Input records |
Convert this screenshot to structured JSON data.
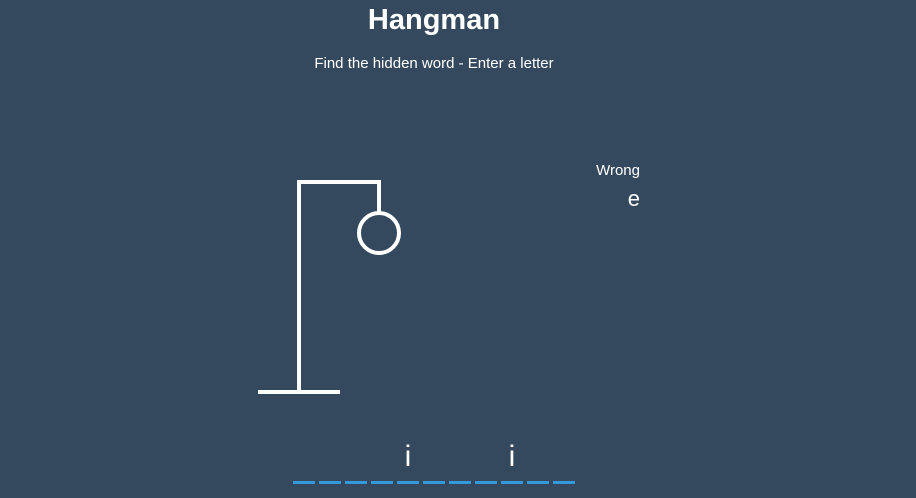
{
  "header": {
    "title": "Hangman",
    "subtitle": "Find the hidden word - Enter a letter"
  },
  "wrong": {
    "label": "Wrong",
    "letters": "e"
  },
  "word": {
    "slots": [
      "",
      "",
      "",
      "",
      "i",
      "",
      "",
      "",
      "i",
      "",
      "",
      ""
    ]
  },
  "colors": {
    "background": "#34495e",
    "figure": "#ffffff",
    "slot_underline": "#3498db"
  },
  "game_state": {
    "wrong_guess_count": 1,
    "figure_parts_shown": [
      "gallows",
      "head"
    ]
  }
}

Task prompt |
Copy every record above exactly as written, but leave out the pictures.

Reply to the task |
Convert this screenshot to structured JSON data.
{
  "header": {
    "title": "Hangman",
    "subtitle": "Find the hidden word - Enter a letter"
  },
  "wrong": {
    "label": "Wrong",
    "letters": "e"
  },
  "word": {
    "slots": [
      "",
      "",
      "",
      "",
      "i",
      "",
      "",
      "",
      "i",
      "",
      "",
      ""
    ]
  },
  "colors": {
    "background": "#34495e",
    "figure": "#ffffff",
    "slot_underline": "#3498db"
  },
  "game_state": {
    "wrong_guess_count": 1,
    "figure_parts_shown": [
      "gallows",
      "head"
    ]
  }
}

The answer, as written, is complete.